In the records that follow, show each line where the word "Bellesque" is present.

(Some records)
↓↓↓

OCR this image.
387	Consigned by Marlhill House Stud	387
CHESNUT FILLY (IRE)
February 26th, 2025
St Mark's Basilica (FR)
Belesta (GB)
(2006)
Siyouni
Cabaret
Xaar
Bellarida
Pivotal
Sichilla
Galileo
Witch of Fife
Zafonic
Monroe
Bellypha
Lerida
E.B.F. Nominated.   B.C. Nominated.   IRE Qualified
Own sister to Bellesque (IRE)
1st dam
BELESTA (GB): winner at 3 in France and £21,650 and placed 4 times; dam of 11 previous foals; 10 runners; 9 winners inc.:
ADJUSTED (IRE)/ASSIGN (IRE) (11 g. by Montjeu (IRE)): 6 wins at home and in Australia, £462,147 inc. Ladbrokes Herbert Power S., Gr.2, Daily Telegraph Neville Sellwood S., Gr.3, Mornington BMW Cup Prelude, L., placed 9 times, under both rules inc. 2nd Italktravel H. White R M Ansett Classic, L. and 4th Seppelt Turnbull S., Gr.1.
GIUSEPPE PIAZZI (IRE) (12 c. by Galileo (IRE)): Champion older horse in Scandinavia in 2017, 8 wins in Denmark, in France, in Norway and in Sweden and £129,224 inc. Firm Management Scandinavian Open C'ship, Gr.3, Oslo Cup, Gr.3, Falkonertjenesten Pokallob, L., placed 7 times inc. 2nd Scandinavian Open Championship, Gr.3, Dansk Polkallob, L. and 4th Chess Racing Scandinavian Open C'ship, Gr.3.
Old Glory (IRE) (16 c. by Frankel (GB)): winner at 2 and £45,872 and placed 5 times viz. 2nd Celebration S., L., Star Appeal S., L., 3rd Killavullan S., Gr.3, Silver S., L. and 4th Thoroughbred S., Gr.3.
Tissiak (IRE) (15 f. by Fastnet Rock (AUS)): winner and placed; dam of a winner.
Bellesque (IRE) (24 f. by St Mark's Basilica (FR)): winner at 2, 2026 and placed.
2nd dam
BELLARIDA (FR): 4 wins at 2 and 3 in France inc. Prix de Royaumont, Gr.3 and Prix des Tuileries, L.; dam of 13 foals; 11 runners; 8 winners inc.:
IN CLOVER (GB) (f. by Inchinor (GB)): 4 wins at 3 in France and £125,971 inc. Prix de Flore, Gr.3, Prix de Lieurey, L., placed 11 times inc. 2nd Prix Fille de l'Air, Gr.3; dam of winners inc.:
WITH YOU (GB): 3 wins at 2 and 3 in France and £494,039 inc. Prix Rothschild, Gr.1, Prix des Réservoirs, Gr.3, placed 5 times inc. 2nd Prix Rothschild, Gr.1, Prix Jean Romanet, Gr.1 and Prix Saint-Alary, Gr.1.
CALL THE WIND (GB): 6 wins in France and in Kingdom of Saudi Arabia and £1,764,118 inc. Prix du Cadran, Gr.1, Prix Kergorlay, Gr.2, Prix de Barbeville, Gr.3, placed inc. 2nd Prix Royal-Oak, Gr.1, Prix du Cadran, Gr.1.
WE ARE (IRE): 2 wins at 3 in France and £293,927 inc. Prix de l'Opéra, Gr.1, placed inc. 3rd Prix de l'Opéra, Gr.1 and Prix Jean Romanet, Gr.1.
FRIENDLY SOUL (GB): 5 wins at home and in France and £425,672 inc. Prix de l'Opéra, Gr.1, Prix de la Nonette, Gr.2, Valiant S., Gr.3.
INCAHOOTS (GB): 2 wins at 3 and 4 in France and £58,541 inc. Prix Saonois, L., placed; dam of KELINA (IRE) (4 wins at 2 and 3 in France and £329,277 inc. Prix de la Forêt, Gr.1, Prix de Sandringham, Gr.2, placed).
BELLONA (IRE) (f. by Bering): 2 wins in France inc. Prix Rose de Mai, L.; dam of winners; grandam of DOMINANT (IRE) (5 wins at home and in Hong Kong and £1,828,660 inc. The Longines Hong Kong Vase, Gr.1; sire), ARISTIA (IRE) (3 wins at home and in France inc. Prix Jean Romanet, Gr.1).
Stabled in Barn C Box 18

↑↑↑

## COMPLETE RESPONSE
Own sister to Bellesque (IRE)
Bellesque (IRE) (24 f. by St Mark's Basilica (FR)): winner at 2, 2026 and placed.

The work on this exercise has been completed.